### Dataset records
........
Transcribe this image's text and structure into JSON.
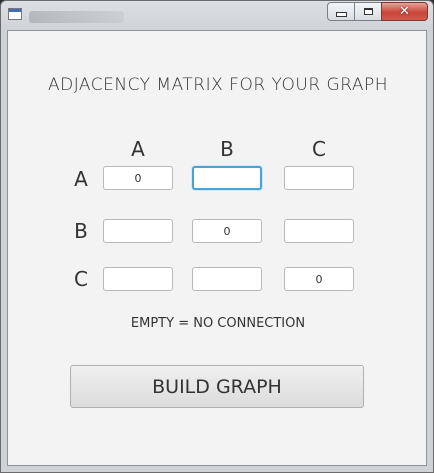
{
  "window": {
    "icons": {
      "app": "app-window-icon",
      "minimize": "minimize-icon",
      "maximize": "maximize-icon",
      "close": "close-icon"
    },
    "close_glyph": "✕",
    "close_color": "#c9463a"
  },
  "matrix": {
    "heading": "ADJACENCY MATRIX FOR YOUR GRAPH",
    "columns": [
      "A",
      "B",
      "C"
    ],
    "rows": [
      "A",
      "B",
      "C"
    ],
    "values": [
      [
        "0",
        "",
        ""
      ],
      [
        "",
        "0",
        ""
      ],
      [
        "",
        "",
        "0"
      ]
    ],
    "focused_cell": "A-B",
    "focus_color": "#4aa3d8"
  },
  "note": "EMPTY = NO CONNECTION",
  "build_button": {
    "label": "BUILD GRAPH"
  }
}
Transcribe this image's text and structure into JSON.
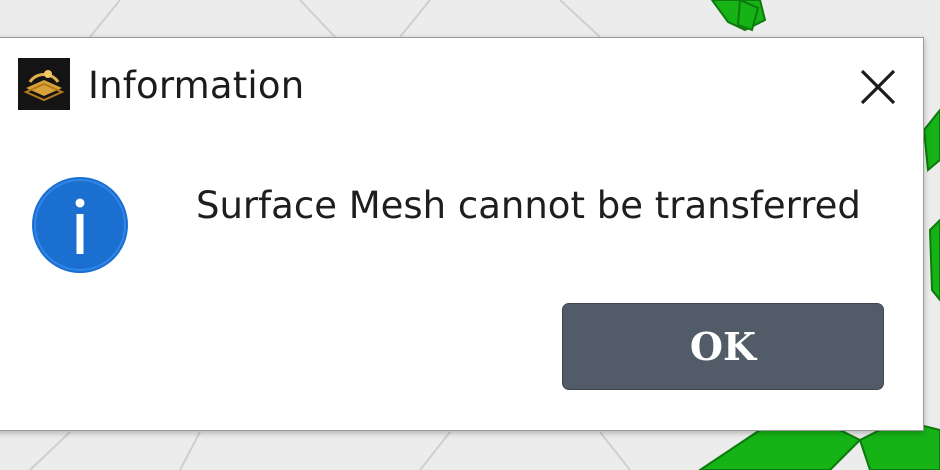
{
  "dialog": {
    "title": "Information",
    "app_icon": "app-logo-icon",
    "close_icon": "close-icon",
    "status_icon": "info-icon",
    "message": "Surface Mesh cannot be transferred",
    "ok_label": "OK"
  },
  "colors": {
    "info_icon_fill": "#1a6fd0",
    "ok_button_bg": "#525b68",
    "background_mesh": "#16b316"
  }
}
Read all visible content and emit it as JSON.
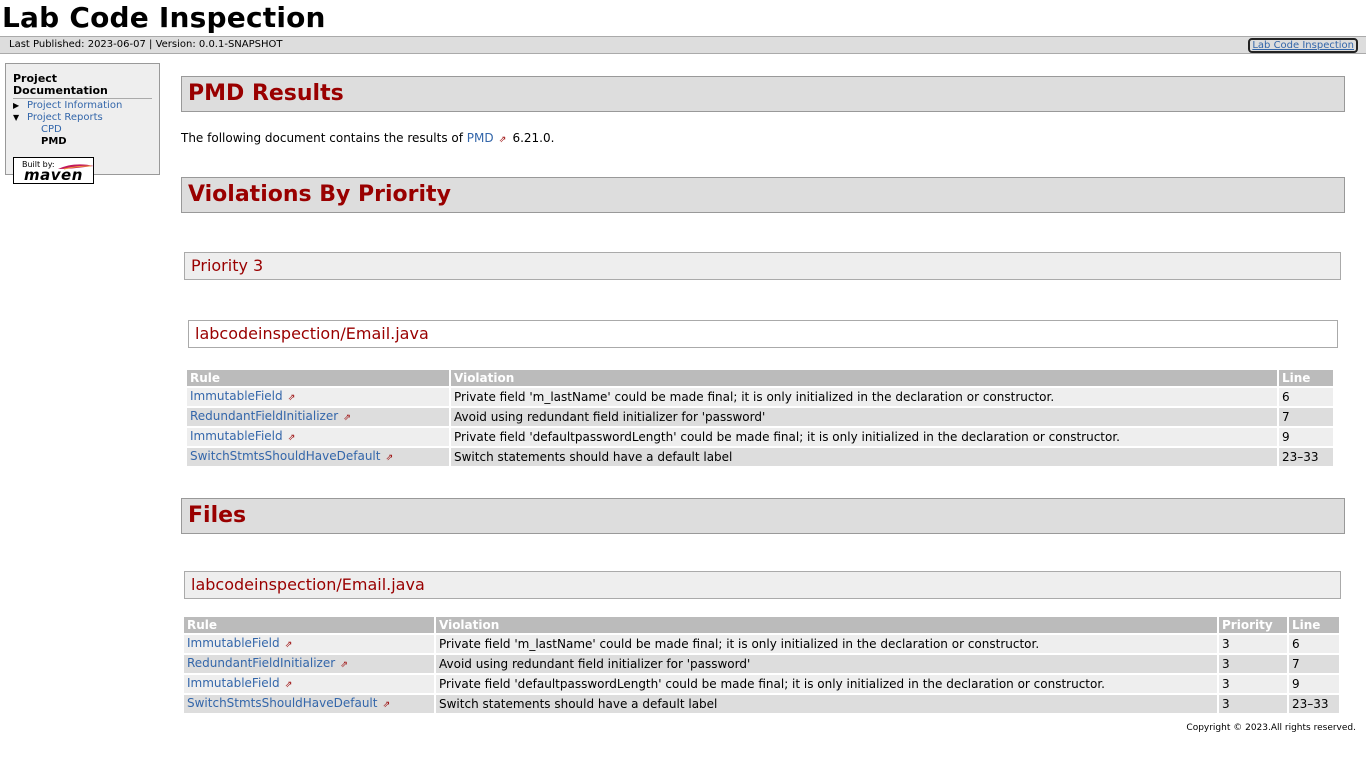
{
  "header": {
    "title": "Lab Code Inspection"
  },
  "breadcrumbs": {
    "published_label": "Last Published: 2023-06-07",
    "separator": "|",
    "version_label": "Version: 0.0.1-SNAPSHOT",
    "right_link": "Lab Code Inspection"
  },
  "sidebar": {
    "heading": "Project Documentation",
    "items": [
      {
        "label": "Project Information"
      },
      {
        "label": "Project Reports"
      },
      {
        "label": "CPD"
      },
      {
        "label": "PMD"
      }
    ],
    "badge": {
      "built_by": "Built by:",
      "word": "maven"
    }
  },
  "main": {
    "title": "PMD Results",
    "intro_prefix": "The following document contains the results of",
    "intro_link": "PMD",
    "intro_suffix": "6.21.0.",
    "by_priority": {
      "title": "Violations By Priority",
      "priority_heading": "Priority 3",
      "file_heading": "labcodeinspection/Email.java",
      "columns": [
        "Rule",
        "Violation",
        "Line"
      ],
      "rows": [
        {
          "rule": "ImmutableField",
          "violation": "Private field 'm_lastName' could be made final; it is only initialized in the declaration or constructor.",
          "line": "6"
        },
        {
          "rule": "RedundantFieldInitializer",
          "violation": "Avoid using redundant field initializer for 'password'",
          "line": "7"
        },
        {
          "rule": "ImmutableField",
          "violation": "Private field 'defaultpasswordLength' could be made final; it is only initialized in the declaration or constructor.",
          "line": "9"
        },
        {
          "rule": "SwitchStmtsShouldHaveDefault",
          "violation": "Switch statements should have a default label",
          "line": "23–33"
        }
      ]
    },
    "files": {
      "title": "Files",
      "file_heading": "labcodeinspection/Email.java",
      "columns": [
        "Rule",
        "Violation",
        "Priority",
        "Line"
      ],
      "rows": [
        {
          "rule": "ImmutableField",
          "violation": "Private field 'm_lastName' could be made final; it is only initialized in the declaration or constructor.",
          "priority": "3",
          "line": "6"
        },
        {
          "rule": "RedundantFieldInitializer",
          "violation": "Avoid using redundant field initializer for 'password'",
          "priority": "3",
          "line": "7"
        },
        {
          "rule": "ImmutableField",
          "violation": "Private field 'defaultpasswordLength' could be made final; it is only initialized in the declaration or constructor.",
          "priority": "3",
          "line": "9"
        },
        {
          "rule": "SwitchStmtsShouldHaveDefault",
          "violation": "Switch statements should have a default label",
          "priority": "3",
          "line": "23–33"
        }
      ]
    }
  },
  "footer": {
    "copyright": "Copyright © 2023.All rights reserved."
  },
  "icons": {
    "external_link": "external-link-icon",
    "collapsed_arrow": "triangle-right-icon",
    "expanded_arrow": "triangle-down-icon"
  },
  "colors": {
    "heading": "#990000",
    "link": "#3366aa",
    "table_header": "#bbbbbb"
  }
}
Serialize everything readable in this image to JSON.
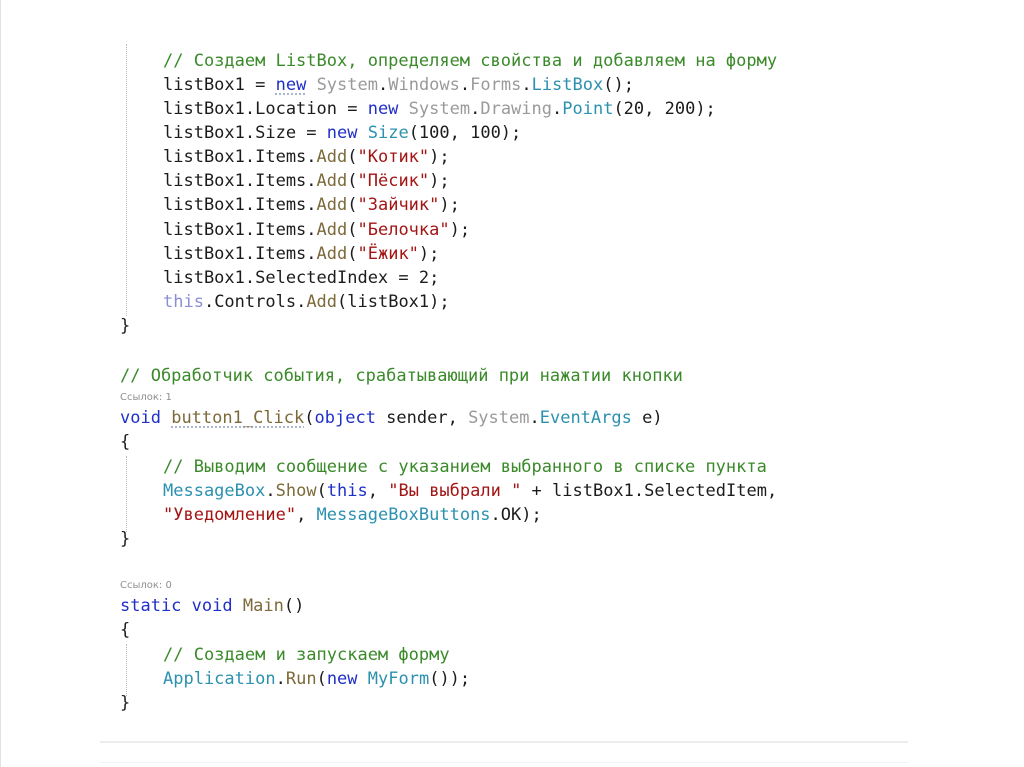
{
  "code_lines": [
    [
      [
        "// Создаем ListBox, определяем свойства и добавляем на форму",
        "com"
      ]
    ],
    [
      [
        "listBox1 = ",
        "plain"
      ],
      [
        "new",
        "kw"
      ],
      [
        " ",
        "plain"
      ],
      [
        "System",
        "ns"
      ],
      [
        ".",
        "plain"
      ],
      [
        "Windows",
        "ns"
      ],
      [
        ".",
        "plain"
      ],
      [
        "Forms",
        "ns"
      ],
      [
        ".",
        "plain"
      ],
      [
        "ListBox",
        "type"
      ],
      [
        "();",
        "plain"
      ]
    ],
    [
      [
        "listBox1.Location = ",
        "plain"
      ],
      [
        "new",
        "kw"
      ],
      [
        " ",
        "plain"
      ],
      [
        "System",
        "ns"
      ],
      [
        ".",
        "plain"
      ],
      [
        "Drawing",
        "ns"
      ],
      [
        ".",
        "plain"
      ],
      [
        "Point",
        "type"
      ],
      [
        "(20, 200);",
        "plain"
      ]
    ],
    [
      [
        "listBox1.Size = ",
        "plain"
      ],
      [
        "new",
        "kw"
      ],
      [
        " ",
        "plain"
      ],
      [
        "Size",
        "type"
      ],
      [
        "(100, 100);",
        "plain"
      ]
    ],
    [
      [
        "listBox1.Items.",
        "plain"
      ],
      [
        "Add",
        "meth"
      ],
      [
        "(",
        "plain"
      ],
      [
        "\"Котик\"",
        "str"
      ],
      [
        ");",
        "plain"
      ]
    ],
    [
      [
        "listBox1.Items.",
        "plain"
      ],
      [
        "Add",
        "meth"
      ],
      [
        "(",
        "plain"
      ],
      [
        "\"Пёсик\"",
        "str"
      ],
      [
        ");",
        "plain"
      ]
    ],
    [
      [
        "listBox1.Items.",
        "plain"
      ],
      [
        "Add",
        "meth"
      ],
      [
        "(",
        "plain"
      ],
      [
        "\"Зайчик\"",
        "str"
      ],
      [
        ");",
        "plain"
      ]
    ],
    [
      [
        "listBox1.Items.",
        "plain"
      ],
      [
        "Add",
        "meth"
      ],
      [
        "(",
        "plain"
      ],
      [
        "\"Белочка\"",
        "str"
      ],
      [
        ");",
        "plain"
      ]
    ],
    [
      [
        "listBox1.Items.",
        "plain"
      ],
      [
        "Add",
        "meth"
      ],
      [
        "(",
        "plain"
      ],
      [
        "\"Ёжик\"",
        "str"
      ],
      [
        ");",
        "plain"
      ]
    ],
    [
      [
        "listBox1.SelectedIndex = 2;",
        "plain"
      ]
    ],
    [
      [
        "this",
        "this"
      ],
      [
        ".Controls.",
        "plain"
      ],
      [
        "Add",
        "meth"
      ],
      [
        "(listBox1);",
        "plain"
      ]
    ],
    [
      [
        "}",
        "plain"
      ]
    ],
    [
      [
        "// Обработчик события, срабатывающий при нажатии кнопки",
        "com"
      ]
    ],
    [
      [
        "void",
        "kw"
      ],
      [
        " ",
        "plain"
      ],
      [
        "button1_Click",
        "meth"
      ],
      [
        "(",
        "plain"
      ],
      [
        "object",
        "kw"
      ],
      [
        " sender, ",
        "plain"
      ],
      [
        "System",
        "ns"
      ],
      [
        ".",
        "plain"
      ],
      [
        "EventArgs",
        "type"
      ],
      [
        " e)",
        "plain"
      ]
    ],
    [
      [
        "{",
        "plain"
      ]
    ],
    [
      [
        "// Выводим сообщение с указанием выбранного в списке пункта",
        "com"
      ]
    ],
    [
      [
        "MessageBox",
        "type"
      ],
      [
        ".",
        "plain"
      ],
      [
        "Show",
        "meth"
      ],
      [
        "(",
        "plain"
      ],
      [
        "this",
        "kw"
      ],
      [
        ", ",
        "plain"
      ],
      [
        "\"Вы выбрали \"",
        "str"
      ],
      [
        " + listBox1.SelectedItem,",
        "plain"
      ]
    ],
    [
      [
        "\"Уведомление\"",
        "str"
      ],
      [
        ", ",
        "plain"
      ],
      [
        "MessageBoxButtons",
        "type"
      ],
      [
        ".OK);",
        "plain"
      ]
    ],
    [
      [
        "}",
        "plain"
      ]
    ],
    [
      [
        "static",
        "kw"
      ],
      [
        " ",
        "plain"
      ],
      [
        "void",
        "kw"
      ],
      [
        " ",
        "plain"
      ],
      [
        "Main",
        "meth"
      ],
      [
        "()",
        "plain"
      ]
    ],
    [
      [
        "{",
        "plain"
      ]
    ],
    [
      [
        "// Создаем и запускаем форму",
        "com"
      ]
    ],
    [
      [
        "Application",
        "type"
      ],
      [
        ".",
        "plain"
      ],
      [
        "Run",
        "meth"
      ],
      [
        "(",
        "plain"
      ],
      [
        "new",
        "kw"
      ],
      [
        " ",
        "plain"
      ],
      [
        "MyForm",
        "type"
      ],
      [
        "());",
        "plain"
      ]
    ],
    [
      [
        "}",
        "plain"
      ]
    ]
  ],
  "reference_hints": [
    "Ссылок: 1",
    "Ссылок: 0"
  ]
}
........
### Task to carry out
Search the entries for the word "GRAPH" and copy every line that has it.

### Response
    "heading": "ADJACENCY MATRIX FOR YOUR GRAPH",
    "label": "BUILD GRAPH"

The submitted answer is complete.